**Exercise prompt**
Below is some material; set it all down exactly, apart from the pictures.

---

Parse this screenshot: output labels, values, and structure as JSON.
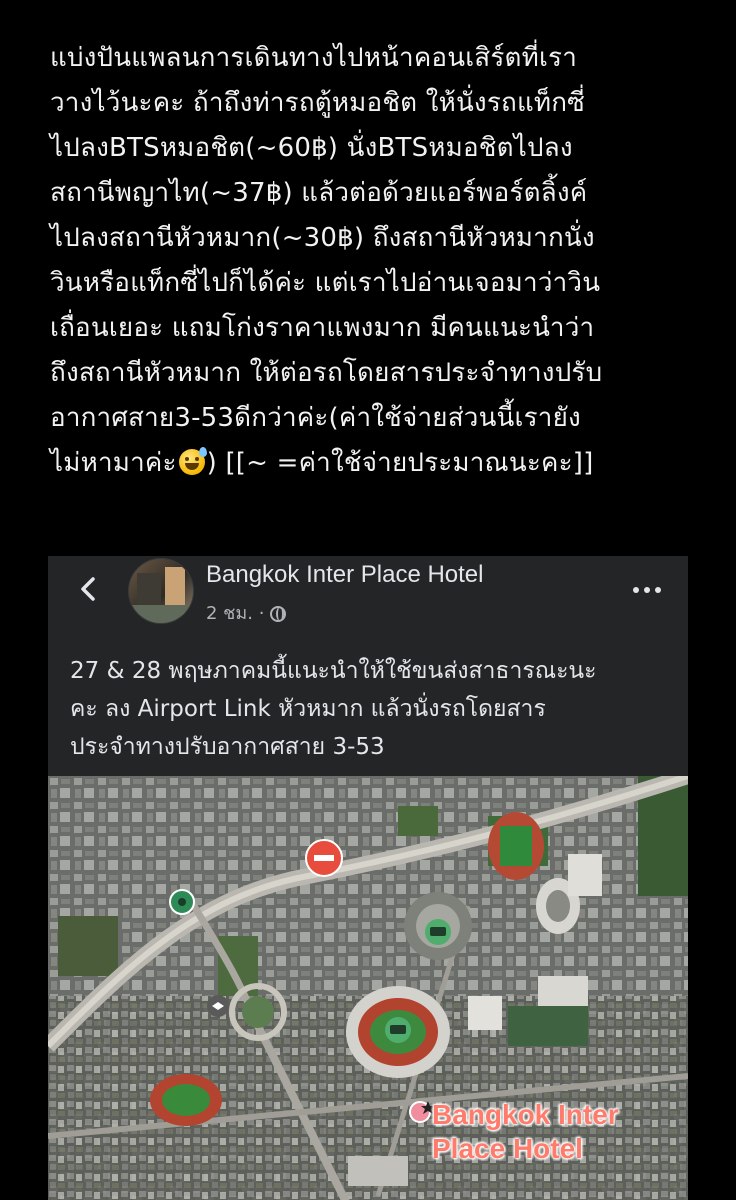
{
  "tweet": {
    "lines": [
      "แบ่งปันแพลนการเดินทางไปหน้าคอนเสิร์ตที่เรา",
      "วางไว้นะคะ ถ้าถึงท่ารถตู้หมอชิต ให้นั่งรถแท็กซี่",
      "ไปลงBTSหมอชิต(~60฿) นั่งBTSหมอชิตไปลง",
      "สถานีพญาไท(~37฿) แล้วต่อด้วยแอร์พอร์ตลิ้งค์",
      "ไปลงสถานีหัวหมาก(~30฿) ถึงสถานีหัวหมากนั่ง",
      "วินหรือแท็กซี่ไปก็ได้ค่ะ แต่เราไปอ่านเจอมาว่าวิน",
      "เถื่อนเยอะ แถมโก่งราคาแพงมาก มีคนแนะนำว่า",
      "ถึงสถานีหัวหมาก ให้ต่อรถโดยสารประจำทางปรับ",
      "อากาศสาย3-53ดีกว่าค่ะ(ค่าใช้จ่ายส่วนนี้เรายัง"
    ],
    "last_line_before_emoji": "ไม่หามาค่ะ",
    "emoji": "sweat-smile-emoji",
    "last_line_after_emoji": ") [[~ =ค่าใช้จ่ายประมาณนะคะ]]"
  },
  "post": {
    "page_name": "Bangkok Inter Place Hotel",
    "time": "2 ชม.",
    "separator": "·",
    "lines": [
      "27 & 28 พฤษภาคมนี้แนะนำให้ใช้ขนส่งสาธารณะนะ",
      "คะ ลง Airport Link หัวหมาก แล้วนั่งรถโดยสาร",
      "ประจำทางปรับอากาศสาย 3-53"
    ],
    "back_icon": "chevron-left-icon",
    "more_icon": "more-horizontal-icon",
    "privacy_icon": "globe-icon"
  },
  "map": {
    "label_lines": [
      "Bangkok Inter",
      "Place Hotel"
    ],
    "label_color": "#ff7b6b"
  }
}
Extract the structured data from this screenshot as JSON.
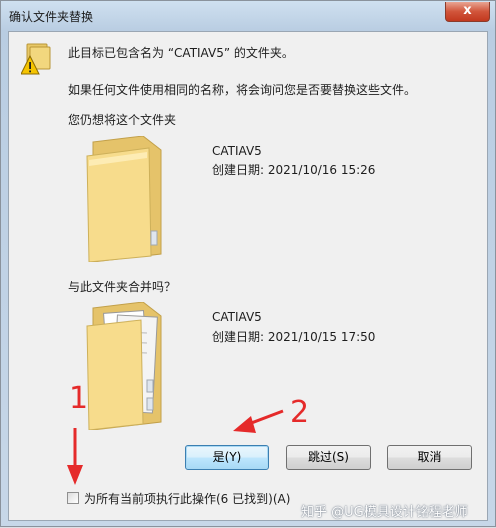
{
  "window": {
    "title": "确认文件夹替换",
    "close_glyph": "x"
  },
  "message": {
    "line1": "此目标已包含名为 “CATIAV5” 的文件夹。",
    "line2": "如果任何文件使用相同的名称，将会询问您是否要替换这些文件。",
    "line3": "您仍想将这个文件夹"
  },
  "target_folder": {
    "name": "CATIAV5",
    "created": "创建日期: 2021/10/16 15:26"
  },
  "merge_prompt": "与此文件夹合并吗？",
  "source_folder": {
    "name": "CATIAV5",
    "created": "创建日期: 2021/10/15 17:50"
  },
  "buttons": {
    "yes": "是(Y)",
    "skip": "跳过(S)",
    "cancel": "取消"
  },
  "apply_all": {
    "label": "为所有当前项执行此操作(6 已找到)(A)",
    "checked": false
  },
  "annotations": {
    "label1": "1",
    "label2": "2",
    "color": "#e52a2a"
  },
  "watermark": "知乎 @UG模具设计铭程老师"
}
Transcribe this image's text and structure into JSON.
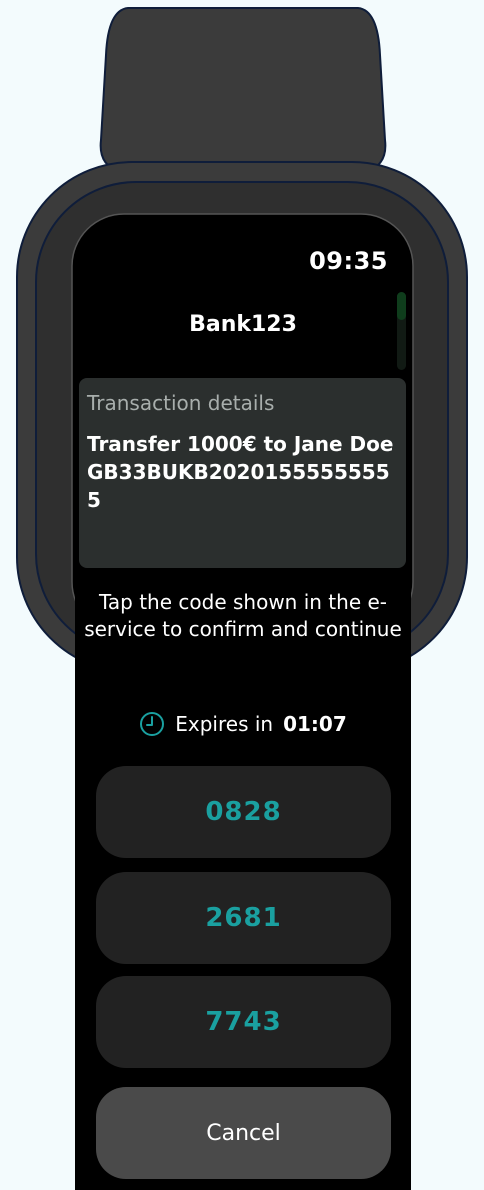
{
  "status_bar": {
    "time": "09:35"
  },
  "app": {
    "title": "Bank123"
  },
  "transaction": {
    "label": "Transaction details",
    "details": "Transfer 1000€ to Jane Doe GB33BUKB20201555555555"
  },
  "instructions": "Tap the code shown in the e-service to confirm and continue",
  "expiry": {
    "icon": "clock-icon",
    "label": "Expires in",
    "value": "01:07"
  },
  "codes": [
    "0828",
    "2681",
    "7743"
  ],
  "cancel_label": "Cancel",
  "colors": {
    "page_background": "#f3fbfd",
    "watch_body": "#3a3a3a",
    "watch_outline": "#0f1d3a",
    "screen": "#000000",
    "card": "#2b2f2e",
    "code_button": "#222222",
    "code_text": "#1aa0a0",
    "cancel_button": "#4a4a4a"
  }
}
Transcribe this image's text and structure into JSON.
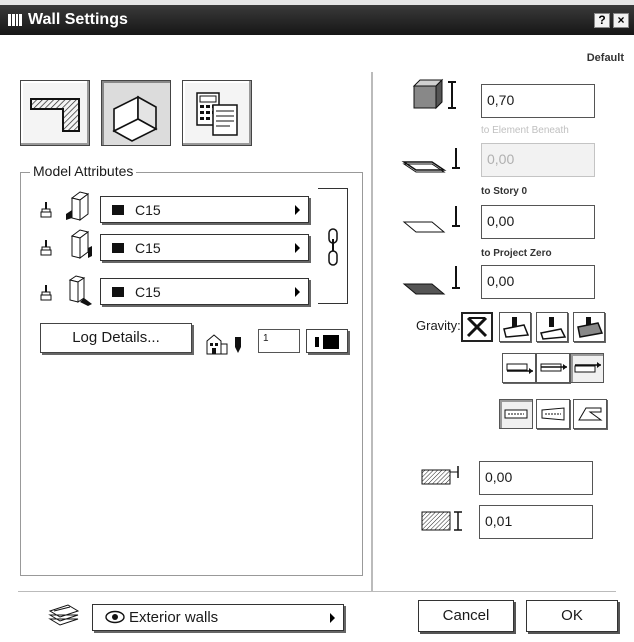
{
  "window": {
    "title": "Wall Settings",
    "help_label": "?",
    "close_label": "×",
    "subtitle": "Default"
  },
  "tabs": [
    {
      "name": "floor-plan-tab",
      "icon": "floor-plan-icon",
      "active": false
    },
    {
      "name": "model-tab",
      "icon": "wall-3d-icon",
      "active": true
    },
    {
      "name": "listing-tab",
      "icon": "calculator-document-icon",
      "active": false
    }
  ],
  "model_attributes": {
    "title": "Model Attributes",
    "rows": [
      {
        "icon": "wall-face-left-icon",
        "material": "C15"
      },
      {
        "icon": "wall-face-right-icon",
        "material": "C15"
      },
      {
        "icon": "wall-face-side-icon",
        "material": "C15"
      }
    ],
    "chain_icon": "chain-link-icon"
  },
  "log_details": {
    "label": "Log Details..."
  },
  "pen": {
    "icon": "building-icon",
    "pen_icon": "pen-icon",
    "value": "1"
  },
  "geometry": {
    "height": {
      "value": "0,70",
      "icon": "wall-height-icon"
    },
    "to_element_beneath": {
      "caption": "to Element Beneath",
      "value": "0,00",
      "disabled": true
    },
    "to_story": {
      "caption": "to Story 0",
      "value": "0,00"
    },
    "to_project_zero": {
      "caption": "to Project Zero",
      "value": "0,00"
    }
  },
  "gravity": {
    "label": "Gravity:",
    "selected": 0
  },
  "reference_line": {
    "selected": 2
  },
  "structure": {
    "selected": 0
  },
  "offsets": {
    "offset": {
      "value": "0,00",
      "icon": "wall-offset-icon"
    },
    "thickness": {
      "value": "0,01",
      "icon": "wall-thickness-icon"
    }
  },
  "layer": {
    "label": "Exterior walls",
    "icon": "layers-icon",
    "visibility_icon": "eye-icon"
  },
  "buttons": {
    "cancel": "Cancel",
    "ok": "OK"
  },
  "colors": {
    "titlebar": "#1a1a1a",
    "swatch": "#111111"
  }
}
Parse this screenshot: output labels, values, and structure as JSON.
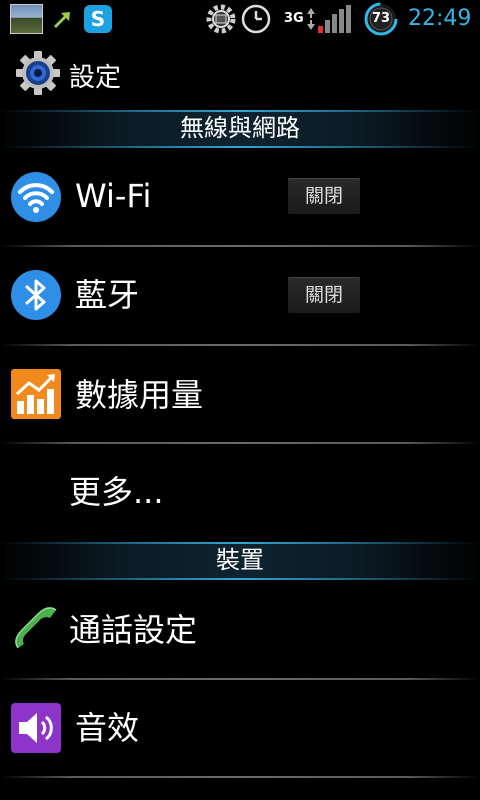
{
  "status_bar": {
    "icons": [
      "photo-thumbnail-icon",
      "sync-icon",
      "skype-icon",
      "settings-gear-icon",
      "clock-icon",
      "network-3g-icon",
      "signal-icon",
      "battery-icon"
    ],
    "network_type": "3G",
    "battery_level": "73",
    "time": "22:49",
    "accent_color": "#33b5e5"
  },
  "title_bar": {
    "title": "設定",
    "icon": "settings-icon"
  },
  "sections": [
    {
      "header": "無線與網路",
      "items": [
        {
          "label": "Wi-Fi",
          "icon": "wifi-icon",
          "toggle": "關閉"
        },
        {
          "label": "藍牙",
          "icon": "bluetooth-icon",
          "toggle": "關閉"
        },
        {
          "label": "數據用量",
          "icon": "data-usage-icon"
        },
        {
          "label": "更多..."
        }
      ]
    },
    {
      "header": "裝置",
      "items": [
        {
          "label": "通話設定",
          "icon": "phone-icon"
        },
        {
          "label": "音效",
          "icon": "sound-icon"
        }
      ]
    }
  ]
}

---

**Response for this exercise**
Parse this screenshot: output labels, values, and structure as JSON.
{
  "tweet": {
    "lines": [
      "แบ่งปันแพลนการเดินทางไปหน้าคอนเสิร์ตที่เรา",
      "วางไว้นะคะ ถ้าถึงท่ารถตู้หมอชิต ให้นั่งรถแท็กซี่",
      "ไปลงBTSหมอชิต(~60฿) นั่งBTSหมอชิตไปลง",
      "สถานีพญาไท(~37฿) แล้วต่อด้วยแอร์พอร์ตลิ้งค์",
      "ไปลงสถานีหัวหมาก(~30฿) ถึงสถานีหัวหมากนั่ง",
      "วินหรือแท็กซี่ไปก็ได้ค่ะ แต่เราไปอ่านเจอมาว่าวิน",
      "เถื่อนเยอะ แถมโก่งราคาแพงมาก มีคนแนะนำว่า",
      "ถึงสถานีหัวหมาก ให้ต่อรถโดยสารประจำทางปรับ",
      "อากาศสาย3-53ดีกว่าค่ะ(ค่าใช้จ่ายส่วนนี้เรายัง"
    ],
    "last_line_before_emoji": "ไม่หามาค่ะ",
    "emoji": "sweat-smile-emoji",
    "last_line_after_emoji": ") [[~ =ค่าใช้จ่ายประมาณนะคะ]]"
  },
  "post": {
    "page_name": "Bangkok Inter Place Hotel",
    "time": "2 ชม.",
    "separator": "·",
    "lines": [
      "27 & 28 พฤษภาคมนี้แนะนำให้ใช้ขนส่งสาธารณะนะ",
      "คะ ลง Airport Link หัวหมาก แล้วนั่งรถโดยสาร",
      "ประจำทางปรับอากาศสาย 3-53"
    ],
    "back_icon": "chevron-left-icon",
    "more_icon": "more-horizontal-icon",
    "privacy_icon": "globe-icon"
  },
  "map": {
    "label_lines": [
      "Bangkok Inter",
      "Place Hotel"
    ],
    "label_color": "#ff7b6b"
  }
}
Extract the structured data from this screenshot as JSON.
{
  "window": {
    "title": "确认文件夹替换",
    "close_glyph": "x"
  },
  "message": {
    "line1": "此目标已包含名为 “CATIAV5” 的文件夹。",
    "line2": "如果任何文件使用相同的名称，将会询问您是否要替换这些文件。",
    "line3": "您仍想将这个文件夹"
  },
  "target_folder": {
    "name": "CATIAV5",
    "created": "创建日期: 2021/10/16 15:26"
  },
  "merge_prompt": "与此文件夹合并吗？",
  "source_folder": {
    "name": "CATIAV5",
    "created": "创建日期: 2021/10/15 17:50"
  },
  "buttons": {
    "yes": "是(Y)",
    "skip": "跳过(S)",
    "cancel": "取消"
  },
  "apply_all": {
    "label": "为所有当前项执行此操作(6 已找到)(A)",
    "checked": false
  },
  "annotations": {
    "label1": "1",
    "label2": "2",
    "color": "#e52a2a"
  },
  "watermark": "知乎 @UG模具设计铭程老师"
}
Transcribe this image's text and structure into JSON.
{
  "status_bar": {
    "time": "09:35"
  },
  "app": {
    "title": "Bank123"
  },
  "transaction": {
    "label": "Transaction details",
    "details": "Transfer 1000€ to Jane Doe GB33BUKB20201555555555"
  },
  "instructions": "Tap the code shown in the e-service to confirm and continue",
  "expiry": {
    "icon": "clock-icon",
    "label": "Expires in",
    "value": "01:07"
  },
  "codes": [
    "0828",
    "2681",
    "7743"
  ],
  "cancel_label": "Cancel",
  "colors": {
    "page_background": "#f3fbfd",
    "watch_body": "#3a3a3a",
    "watch_outline": "#0f1d3a",
    "screen": "#000000",
    "card": "#2b2f2e",
    "code_button": "#222222",
    "code_text": "#1aa0a0",
    "cancel_button": "#4a4a4a"
  }
}
Transcribe this image's text and structure into JSON.
{
  "window": {
    "title": "Wall Settings",
    "help_label": "?",
    "close_label": "×",
    "subtitle": "Default"
  },
  "tabs": [
    {
      "name": "floor-plan-tab",
      "icon": "floor-plan-icon",
      "active": false
    },
    {
      "name": "model-tab",
      "icon": "wall-3d-icon",
      "active": true
    },
    {
      "name": "listing-tab",
      "icon": "calculator-document-icon",
      "active": false
    }
  ],
  "model_attributes": {
    "title": "Model Attributes",
    "rows": [
      {
        "icon": "wall-face-left-icon",
        "material": "C15"
      },
      {
        "icon": "wall-face-right-icon",
        "material": "C15"
      },
      {
        "icon": "wall-face-side-icon",
        "material": "C15"
      }
    ],
    "chain_icon": "chain-link-icon"
  },
  "log_details": {
    "label": "Log Details..."
  },
  "pen": {
    "icon": "building-icon",
    "pen_icon": "pen-icon",
    "value": "1"
  },
  "geometry": {
    "height": {
      "value": "0,70",
      "icon": "wall-height-icon"
    },
    "to_element_beneath": {
      "caption": "to Element Beneath",
      "value": "0,00",
      "disabled": true
    },
    "to_story": {
      "caption": "to Story 0",
      "value": "0,00"
    },
    "to_project_zero": {
      "caption": "to Project Zero",
      "value": "0,00"
    }
  },
  "gravity": {
    "label": "Gravity:",
    "selected": 0
  },
  "reference_line": {
    "selected": 2
  },
  "structure": {
    "selected": 0
  },
  "offsets": {
    "offset": {
      "value": "0,00",
      "icon": "wall-offset-icon"
    },
    "thickness": {
      "value": "0,01",
      "icon": "wall-thickness-icon"
    }
  },
  "layer": {
    "label": "Exterior walls",
    "icon": "layers-icon",
    "visibility_icon": "eye-icon"
  },
  "buttons": {
    "cancel": "Cancel",
    "ok": "OK"
  },
  "colors": {
    "titlebar": "#1a1a1a",
    "swatch": "#111111"
  }
}
Parse this screenshot: output labels, values, and structure as JSON.
{
  "status_bar": {
    "icons": [
      "photo-thumbnail-icon",
      "sync-icon",
      "skype-icon",
      "settings-gear-icon",
      "clock-icon",
      "network-3g-icon",
      "signal-icon",
      "battery-icon"
    ],
    "network_type": "3G",
    "battery_level": "73",
    "time": "22:49",
    "accent_color": "#33b5e5"
  },
  "title_bar": {
    "title": "設定",
    "icon": "settings-icon"
  },
  "sections": [
    {
      "header": "無線與網路",
      "items": [
        {
          "label": "Wi-Fi",
          "icon": "wifi-icon",
          "toggle": "關閉"
        },
        {
          "label": "藍牙",
          "icon": "bluetooth-icon",
          "toggle": "關閉"
        },
        {
          "label": "數據用量",
          "icon": "data-usage-icon"
        },
        {
          "label": "更多..."
        }
      ]
    },
    {
      "header": "裝置",
      "items": [
        {
          "label": "通話設定",
          "icon": "phone-icon"
        },
        {
          "label": "音效",
          "icon": "sound-icon"
        }
      ]
    }
  ]
}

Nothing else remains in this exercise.